### DIRECTION
Repeat every record below exactly, but leave out any pictures.

[START OF DATASET RECORDS]

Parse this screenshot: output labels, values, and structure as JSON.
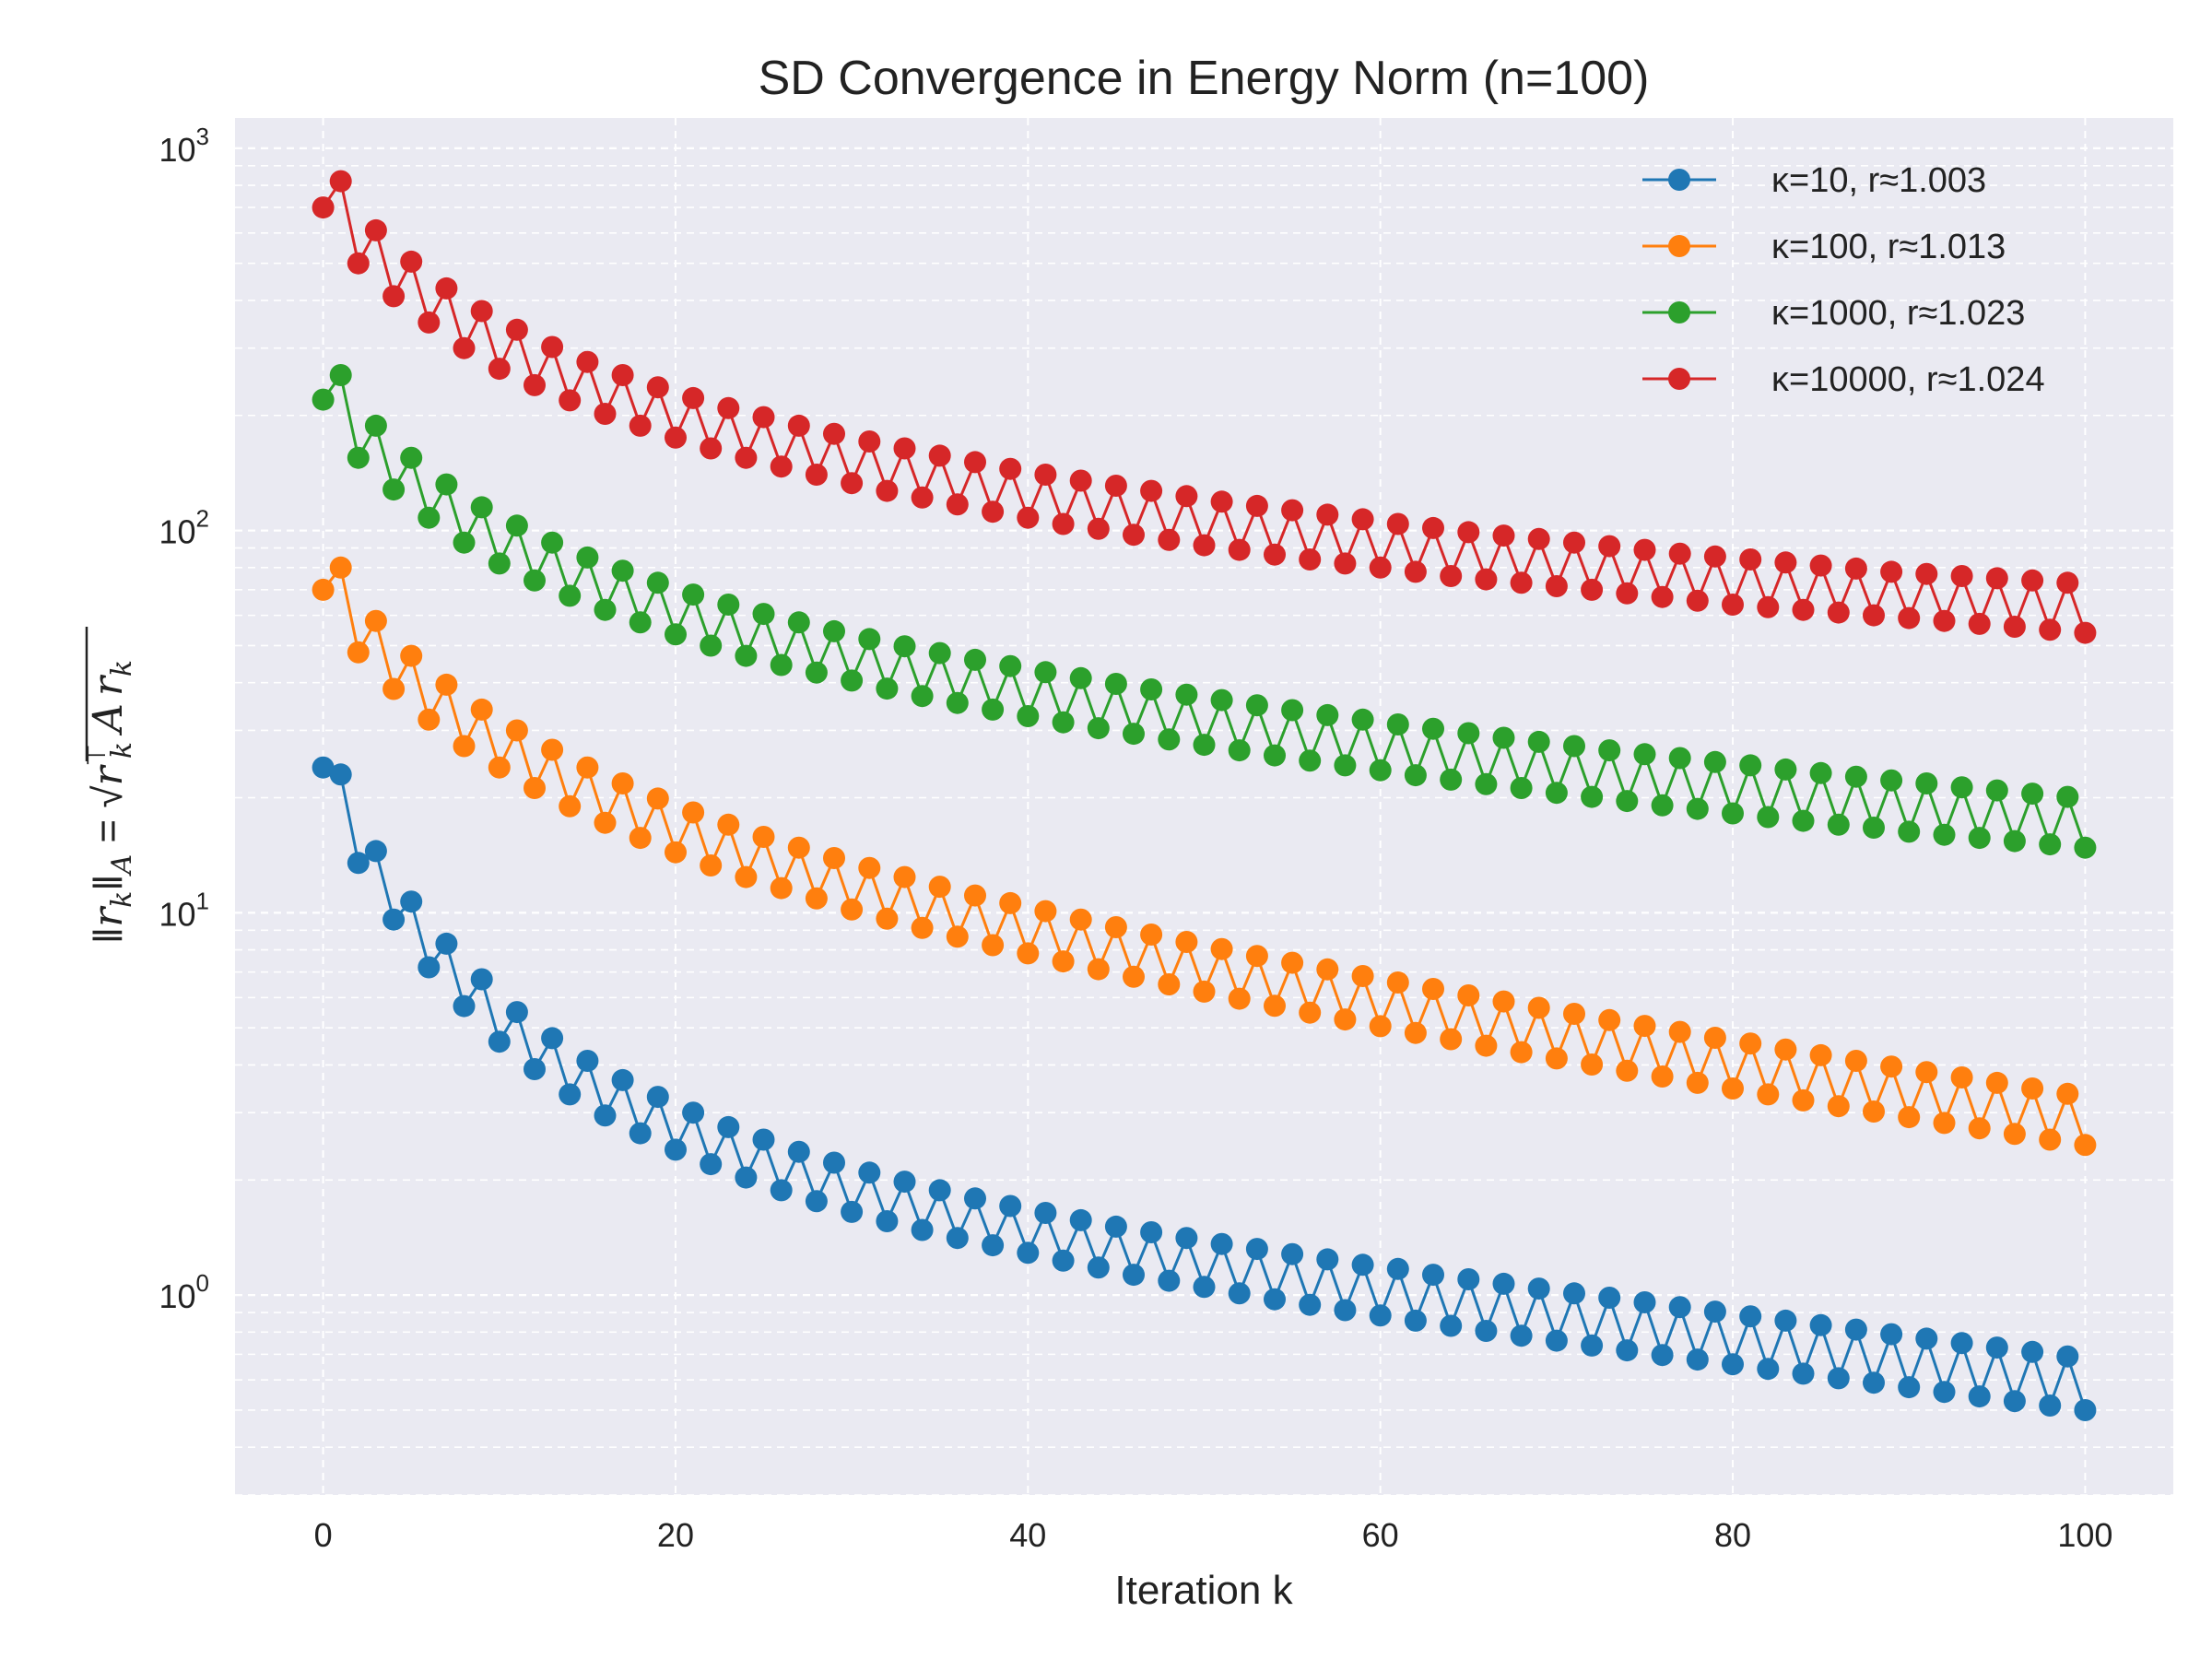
{
  "chart_data": {
    "type": "line",
    "title": "SD Convergence in Energy Norm (n=100)",
    "xlabel": "Iteration k",
    "ylabel": "‖r_k‖_A = √(r_kᵀ A r_k)",
    "ylabel_parts": {
      "norm": "‖",
      "r": "r",
      "k": "k",
      "A": "A",
      "eq": " = ",
      "sqrt": "√",
      "T": "⊤"
    },
    "yscale": "log",
    "xlim": [
      -5,
      105
    ],
    "ylim": [
      0.3,
      1200
    ],
    "x_ticks": [
      0,
      20,
      40,
      60,
      80,
      100
    ],
    "x_tick_labels": [
      "0",
      "20",
      "40",
      "60",
      "80",
      "100"
    ],
    "y_tick_base": "10",
    "y_tick_exponents": [
      0,
      1,
      2,
      3
    ],
    "grid": true,
    "legend_position": "top-right",
    "x": {
      "start": 0,
      "end": 100,
      "step": 1
    },
    "series": [
      {
        "name": "κ=10, r≈1.003",
        "color": "#1f77b4",
        "values": [
          24.0,
          23.0,
          13.5,
          14.5,
          9.6,
          10.7,
          7.2,
          8.3,
          5.7,
          6.7,
          4.6,
          5.5,
          3.9,
          4.7,
          3.35,
          4.1,
          2.95,
          3.65,
          2.65,
          3.3,
          2.4,
          3.0,
          2.2,
          2.75,
          2.03,
          2.55,
          1.88,
          2.37,
          1.76,
          2.22,
          1.65,
          2.09,
          1.56,
          1.98,
          1.48,
          1.88,
          1.41,
          1.79,
          1.35,
          1.71,
          1.29,
          1.64,
          1.23,
          1.57,
          1.18,
          1.51,
          1.13,
          1.46,
          1.09,
          1.41,
          1.05,
          1.36,
          1.01,
          1.32,
          0.975,
          1.28,
          0.943,
          1.24,
          0.913,
          1.2,
          0.884,
          1.17,
          0.857,
          1.13,
          0.831,
          1.1,
          0.806,
          1.07,
          0.783,
          1.04,
          0.76,
          1.01,
          0.738,
          0.984,
          0.717,
          0.957,
          0.697,
          0.93,
          0.678,
          0.905,
          0.659,
          0.88,
          0.641,
          0.857,
          0.623,
          0.834,
          0.606,
          0.812,
          0.59,
          0.79,
          0.574,
          0.769,
          0.558,
          0.749,
          0.543,
          0.729,
          0.528,
          0.71,
          0.514,
          0.691,
          0.5
        ]
      },
      {
        "name": "κ=100, r≈1.013",
        "color": "#ff7f0e",
        "values": [
          70.0,
          80.0,
          48.0,
          58.0,
          38.5,
          47.0,
          32.0,
          39.5,
          27.3,
          34.0,
          24.0,
          30.0,
          21.2,
          26.7,
          19.0,
          24.0,
          17.2,
          21.8,
          15.7,
          19.9,
          14.4,
          18.3,
          13.3,
          17.0,
          12.4,
          15.8,
          11.6,
          14.8,
          10.9,
          13.9,
          10.2,
          13.1,
          9.65,
          12.4,
          9.13,
          11.7,
          8.66,
          11.1,
          8.23,
          10.6,
          7.83,
          10.1,
          7.46,
          9.6,
          7.12,
          9.17,
          6.8,
          8.77,
          6.5,
          8.39,
          6.22,
          8.04,
          5.96,
          7.71,
          5.71,
          7.4,
          5.48,
          7.11,
          5.26,
          6.83,
          5.05,
          6.57,
          4.85,
          6.32,
          4.67,
          6.08,
          4.49,
          5.86,
          4.32,
          5.64,
          4.16,
          5.44,
          4.01,
          5.24,
          3.86,
          5.06,
          3.73,
          4.88,
          3.59,
          4.71,
          3.47,
          4.55,
          3.35,
          4.39,
          3.23,
          4.24,
          3.12,
          4.1,
          3.02,
          3.96,
          2.92,
          3.83,
          2.82,
          3.71,
          2.73,
          3.59,
          2.64,
          3.47,
          2.55,
          3.36,
          2.47
        ]
      },
      {
        "name": "κ=1000, r≈1.023",
        "color": "#2ca02c",
        "values": [
          220.0,
          255.0,
          155.0,
          188.0,
          128.0,
          155.0,
          108.0,
          132.0,
          93.0,
          115.0,
          82.0,
          103.0,
          74.0,
          93.0,
          67.5,
          85.0,
          62.0,
          78.5,
          57.5,
          73.0,
          53.5,
          68.0,
          50.0,
          64.0,
          47.0,
          60.5,
          44.5,
          57.5,
          42.5,
          54.5,
          40.5,
          52.0,
          38.6,
          49.8,
          36.9,
          47.8,
          35.4,
          45.9,
          34.0,
          44.2,
          32.7,
          42.6,
          31.5,
          41.1,
          30.4,
          39.7,
          29.4,
          38.4,
          28.4,
          37.2,
          27.5,
          36.0,
          26.6,
          34.9,
          25.8,
          33.9,
          25.0,
          32.9,
          24.3,
          32.0,
          23.6,
          31.1,
          22.9,
          30.3,
          22.3,
          29.5,
          21.7,
          28.7,
          21.2,
          28.0,
          20.6,
          27.3,
          20.1,
          26.6,
          19.6,
          26.0,
          19.1,
          25.4,
          18.7,
          24.8,
          18.2,
          24.3,
          17.8,
          23.7,
          17.4,
          23.2,
          17.0,
          22.7,
          16.7,
          22.2,
          16.3,
          21.8,
          16.0,
          21.3,
          15.7,
          20.9,
          15.4,
          20.5,
          15.1,
          20.1,
          14.8
        ]
      },
      {
        "name": "κ=10000, r≈1.024",
        "color": "#d62728",
        "values": [
          700.0,
          820.0,
          500.0,
          610.0,
          410.0,
          505.0,
          350.0,
          430.0,
          300.0,
          375.0,
          265.0,
          335.0,
          240.0,
          302.0,
          219.0,
          276.0,
          202.0,
          255.0,
          188.0,
          237.0,
          175.0,
          222.0,
          164.0,
          209.0,
          155.0,
          198.0,
          147.0,
          188.0,
          140.0,
          179.0,
          133.0,
          171.0,
          127.0,
          164.0,
          122.0,
          157.0,
          117.0,
          151.0,
          112.0,
          145.0,
          108.0,
          140.0,
          104.0,
          135.0,
          101.0,
          131.0,
          97.5,
          127.0,
          94.5,
          123.0,
          91.5,
          119.0,
          89.0,
          116.0,
          86.5,
          113.0,
          84.0,
          110.0,
          82.0,
          107.0,
          80.0,
          104.0,
          78.0,
          101.5,
          76.0,
          99.0,
          74.5,
          97.0,
          73.0,
          95.0,
          71.5,
          93.0,
          70.0,
          91.0,
          68.5,
          89.0,
          67.0,
          87.0,
          65.5,
          85.5,
          64.0,
          84.0,
          63.0,
          82.5,
          62.0,
          81.0,
          61.0,
          79.5,
          60.0,
          78.0,
          59.0,
          77.0,
          58.0,
          76.0,
          57.0,
          75.0,
          56.0,
          74.0,
          55.0,
          73.0,
          54.0
        ]
      }
    ]
  }
}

[END OF DATASET RECORDS]

### WORKED ANSWER
Parse this screenshot: output labels, values, and structure as JSON.
{
  "chart_data": {
    "type": "line",
    "title": "SD Convergence in Energy Norm (n=100)",
    "xlabel": "Iteration k",
    "ylabel": "‖r_k‖_A = √(r_kᵀ A r_k)",
    "ylabel_parts": {
      "norm": "‖",
      "r": "r",
      "k": "k",
      "A": "A",
      "eq": " = ",
      "sqrt": "√",
      "T": "⊤"
    },
    "yscale": "log",
    "xlim": [
      -5,
      105
    ],
    "ylim": [
      0.3,
      1200
    ],
    "x_ticks": [
      0,
      20,
      40,
      60,
      80,
      100
    ],
    "x_tick_labels": [
      "0",
      "20",
      "40",
      "60",
      "80",
      "100"
    ],
    "y_tick_base": "10",
    "y_tick_exponents": [
      0,
      1,
      2,
      3
    ],
    "grid": true,
    "legend_position": "top-right",
    "x": {
      "start": 0,
      "end": 100,
      "step": 1
    },
    "series": [
      {
        "name": "κ=10, r≈1.003",
        "color": "#1f77b4",
        "values": [
          24.0,
          23.0,
          13.5,
          14.5,
          9.6,
          10.7,
          7.2,
          8.3,
          5.7,
          6.7,
          4.6,
          5.5,
          3.9,
          4.7,
          3.35,
          4.1,
          2.95,
          3.65,
          2.65,
          3.3,
          2.4,
          3.0,
          2.2,
          2.75,
          2.03,
          2.55,
          1.88,
          2.37,
          1.76,
          2.22,
          1.65,
          2.09,
          1.56,
          1.98,
          1.48,
          1.88,
          1.41,
          1.79,
          1.35,
          1.71,
          1.29,
          1.64,
          1.23,
          1.57,
          1.18,
          1.51,
          1.13,
          1.46,
          1.09,
          1.41,
          1.05,
          1.36,
          1.01,
          1.32,
          0.975,
          1.28,
          0.943,
          1.24,
          0.913,
          1.2,
          0.884,
          1.17,
          0.857,
          1.13,
          0.831,
          1.1,
          0.806,
          1.07,
          0.783,
          1.04,
          0.76,
          1.01,
          0.738,
          0.984,
          0.717,
          0.957,
          0.697,
          0.93,
          0.678,
          0.905,
          0.659,
          0.88,
          0.641,
          0.857,
          0.623,
          0.834,
          0.606,
          0.812,
          0.59,
          0.79,
          0.574,
          0.769,
          0.558,
          0.749,
          0.543,
          0.729,
          0.528,
          0.71,
          0.514,
          0.691,
          0.5
        ]
      },
      {
        "name": "κ=100, r≈1.013",
        "color": "#ff7f0e",
        "values": [
          70.0,
          80.0,
          48.0,
          58.0,
          38.5,
          47.0,
          32.0,
          39.5,
          27.3,
          34.0,
          24.0,
          30.0,
          21.2,
          26.7,
          19.0,
          24.0,
          17.2,
          21.8,
          15.7,
          19.9,
          14.4,
          18.3,
          13.3,
          17.0,
          12.4,
          15.8,
          11.6,
          14.8,
          10.9,
          13.9,
          10.2,
          13.1,
          9.65,
          12.4,
          9.13,
          11.7,
          8.66,
          11.1,
          8.23,
          10.6,
          7.83,
          10.1,
          7.46,
          9.6,
          7.12,
          9.17,
          6.8,
          8.77,
          6.5,
          8.39,
          6.22,
          8.04,
          5.96,
          7.71,
          5.71,
          7.4,
          5.48,
          7.11,
          5.26,
          6.83,
          5.05,
          6.57,
          4.85,
          6.32,
          4.67,
          6.08,
          4.49,
          5.86,
          4.32,
          5.64,
          4.16,
          5.44,
          4.01,
          5.24,
          3.86,
          5.06,
          3.73,
          4.88,
          3.59,
          4.71,
          3.47,
          4.55,
          3.35,
          4.39,
          3.23,
          4.24,
          3.12,
          4.1,
          3.02,
          3.96,
          2.92,
          3.83,
          2.82,
          3.71,
          2.73,
          3.59,
          2.64,
          3.47,
          2.55,
          3.36,
          2.47
        ]
      },
      {
        "name": "κ=1000, r≈1.023",
        "color": "#2ca02c",
        "values": [
          220.0,
          255.0,
          155.0,
          188.0,
          128.0,
          155.0,
          108.0,
          132.0,
          93.0,
          115.0,
          82.0,
          103.0,
          74.0,
          93.0,
          67.5,
          85.0,
          62.0,
          78.5,
          57.5,
          73.0,
          53.5,
          68.0,
          50.0,
          64.0,
          47.0,
          60.5,
          44.5,
          57.5,
          42.5,
          54.5,
          40.5,
          52.0,
          38.6,
          49.8,
          36.9,
          47.8,
          35.4,
          45.9,
          34.0,
          44.2,
          32.7,
          42.6,
          31.5,
          41.1,
          30.4,
          39.7,
          29.4,
          38.4,
          28.4,
          37.2,
          27.5,
          36.0,
          26.6,
          34.9,
          25.8,
          33.9,
          25.0,
          32.9,
          24.3,
          32.0,
          23.6,
          31.1,
          22.9,
          30.3,
          22.3,
          29.5,
          21.7,
          28.7,
          21.2,
          28.0,
          20.6,
          27.3,
          20.1,
          26.6,
          19.6,
          26.0,
          19.1,
          25.4,
          18.7,
          24.8,
          18.2,
          24.3,
          17.8,
          23.7,
          17.4,
          23.2,
          17.0,
          22.7,
          16.7,
          22.2,
          16.3,
          21.8,
          16.0,
          21.3,
          15.7,
          20.9,
          15.4,
          20.5,
          15.1,
          20.1,
          14.8
        ]
      },
      {
        "name": "κ=10000, r≈1.024",
        "color": "#d62728",
        "values": [
          700.0,
          820.0,
          500.0,
          610.0,
          410.0,
          505.0,
          350.0,
          430.0,
          300.0,
          375.0,
          265.0,
          335.0,
          240.0,
          302.0,
          219.0,
          276.0,
          202.0,
          255.0,
          188.0,
          237.0,
          175.0,
          222.0,
          164.0,
          209.0,
          155.0,
          198.0,
          147.0,
          188.0,
          140.0,
          179.0,
          133.0,
          171.0,
          127.0,
          164.0,
          122.0,
          157.0,
          117.0,
          151.0,
          112.0,
          145.0,
          108.0,
          140.0,
          104.0,
          135.0,
          101.0,
          131.0,
          97.5,
          127.0,
          94.5,
          123.0,
          91.5,
          119.0,
          89.0,
          116.0,
          86.5,
          113.0,
          84.0,
          110.0,
          82.0,
          107.0,
          80.0,
          104.0,
          78.0,
          101.5,
          76.0,
          99.0,
          74.5,
          97.0,
          73.0,
          95.0,
          71.5,
          93.0,
          70.0,
          91.0,
          68.5,
          89.0,
          67.0,
          87.0,
          65.5,
          85.5,
          64.0,
          84.0,
          63.0,
          82.5,
          62.0,
          81.0,
          61.0,
          79.5,
          60.0,
          78.0,
          59.0,
          77.0,
          58.0,
          76.0,
          57.0,
          75.0,
          56.0,
          74.0,
          55.0,
          73.0,
          54.0
        ]
      }
    ]
  }
}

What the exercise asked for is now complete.